→ WHAT IS EXPECTED: Each entry below is to be printed verbatim.

→ DATA IN THIS EXERCISE:
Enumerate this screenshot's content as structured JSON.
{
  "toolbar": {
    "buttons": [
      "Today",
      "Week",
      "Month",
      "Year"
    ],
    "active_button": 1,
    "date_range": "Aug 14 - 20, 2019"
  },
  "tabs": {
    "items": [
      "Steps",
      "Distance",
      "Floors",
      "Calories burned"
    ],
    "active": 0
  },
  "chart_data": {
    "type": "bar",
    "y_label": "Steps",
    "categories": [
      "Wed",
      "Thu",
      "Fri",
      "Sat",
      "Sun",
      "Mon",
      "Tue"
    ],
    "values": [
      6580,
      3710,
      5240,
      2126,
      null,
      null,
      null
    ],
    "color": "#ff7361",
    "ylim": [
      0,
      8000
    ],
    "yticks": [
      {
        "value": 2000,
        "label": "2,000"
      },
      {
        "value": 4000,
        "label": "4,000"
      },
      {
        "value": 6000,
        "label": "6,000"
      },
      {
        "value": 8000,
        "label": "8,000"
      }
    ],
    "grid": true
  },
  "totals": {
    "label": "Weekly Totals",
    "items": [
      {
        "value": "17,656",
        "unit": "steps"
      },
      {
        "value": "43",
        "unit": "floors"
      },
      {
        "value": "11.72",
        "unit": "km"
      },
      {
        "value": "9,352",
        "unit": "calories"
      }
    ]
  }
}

→ THE COMPLETED TASK:
Enumerate this screenshot's content as structured JSON.
{
  "toolbar": {
    "buttons": [
      "Today",
      "Week",
      "Month",
      "Year"
    ],
    "active_button": 1,
    "date_range": "Aug 14 - 20, 2019"
  },
  "tabs": {
    "items": [
      "Steps",
      "Distance",
      "Floors",
      "Calories burned"
    ],
    "active": 0
  },
  "chart_data": {
    "type": "bar",
    "y_label": "Steps",
    "categories": [
      "Wed",
      "Thu",
      "Fri",
      "Sat",
      "Sun",
      "Mon",
      "Tue"
    ],
    "values": [
      6580,
      3710,
      5240,
      2126,
      null,
      null,
      null
    ],
    "color": "#ff7361",
    "ylim": [
      0,
      8000
    ],
    "yticks": [
      {
        "value": 2000,
        "label": "2,000"
      },
      {
        "value": 4000,
        "label": "4,000"
      },
      {
        "value": 6000,
        "label": "6,000"
      },
      {
        "value": 8000,
        "label": "8,000"
      }
    ],
    "grid": true
  },
  "totals": {
    "label": "Weekly Totals",
    "items": [
      {
        "value": "17,656",
        "unit": "steps"
      },
      {
        "value": "43",
        "unit": "floors"
      },
      {
        "value": "11.72",
        "unit": "km"
      },
      {
        "value": "9,352",
        "unit": "calories"
      }
    ]
  }
}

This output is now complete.